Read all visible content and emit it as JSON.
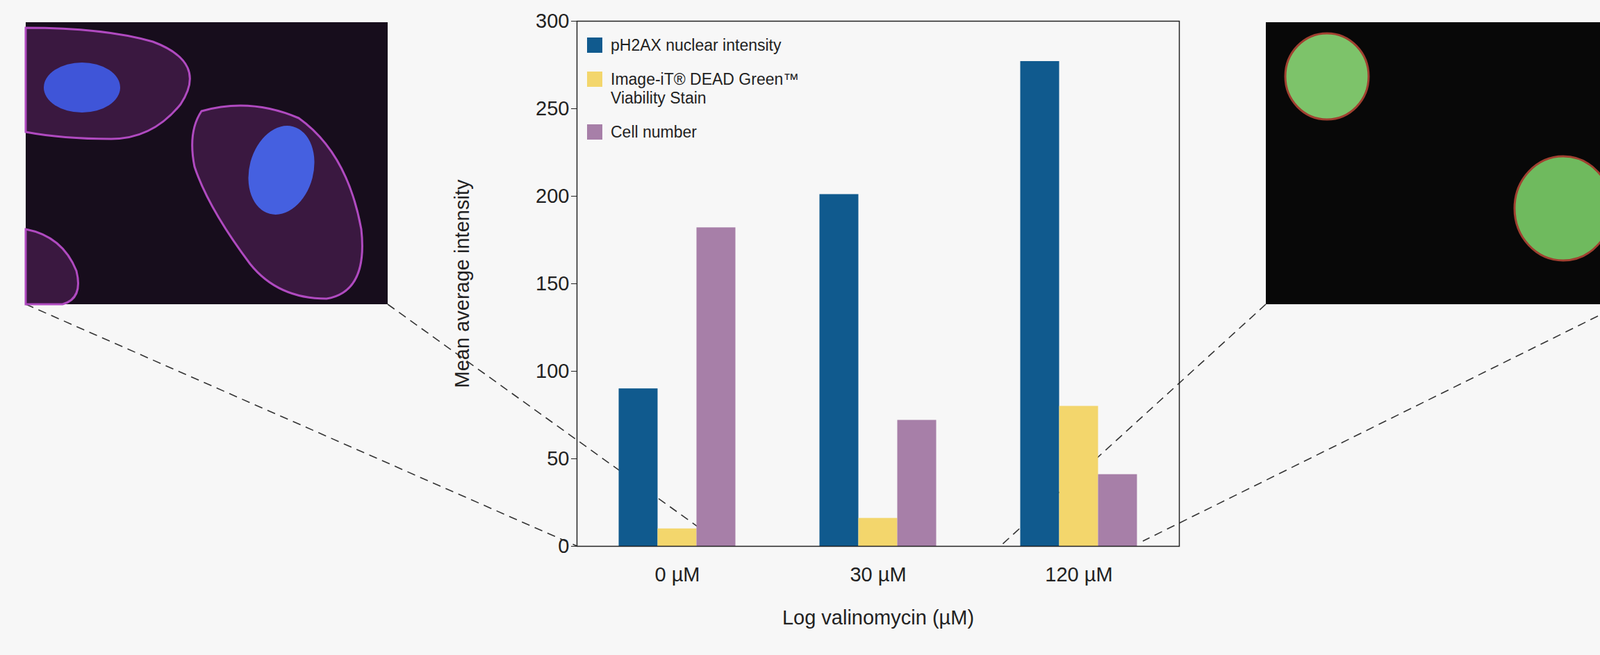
{
  "chart_data": {
    "type": "bar",
    "categories": [
      "0 µM",
      "30 µM",
      "120 µM"
    ],
    "xlabel": "Log valinomycin (µM)",
    "ylabel": "Mean average intensity",
    "ylim": [
      0,
      300
    ],
    "yticks": [
      0,
      50,
      100,
      150,
      200,
      250,
      300
    ],
    "legend": "top-left",
    "series": [
      {
        "name": "pH2AX nuclear intensity",
        "color": "#105a8e",
        "values": [
          90,
          201,
          277
        ]
      },
      {
        "name": "Image-iT® DEAD Green™ Viability Stain",
        "color": "#f3d66c",
        "values": [
          10,
          16,
          80
        ]
      },
      {
        "name": "Cell number",
        "color": "#a77fa8",
        "values": [
          182,
          72,
          41
        ]
      }
    ]
  }
}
═══
Problem: Apart from the pictures, the entries above are to be repeated in full and exactly.

Reply:
Read all visible content and emit it as JSON.
{
  "chart_data": {
    "type": "bar",
    "categories": [
      "0 µM",
      "30 µM",
      "120 µM"
    ],
    "xlabel": "Log valinomycin (µM)",
    "ylabel": "Mean average intensity",
    "ylim": [
      0,
      300
    ],
    "yticks": [
      0,
      50,
      100,
      150,
      200,
      250,
      300
    ],
    "legend": "top-left",
    "series": [
      {
        "name": "pH2AX nuclear intensity",
        "color": "#105a8e",
        "values": [
          90,
          201,
          277
        ]
      },
      {
        "name": "Image-iT® DEAD Green™ Viability Stain",
        "color": "#f3d66c",
        "values": [
          10,
          16,
          80
        ]
      },
      {
        "name": "Cell number",
        "color": "#a77fa8",
        "values": [
          182,
          72,
          41
        ]
      }
    ]
  }
}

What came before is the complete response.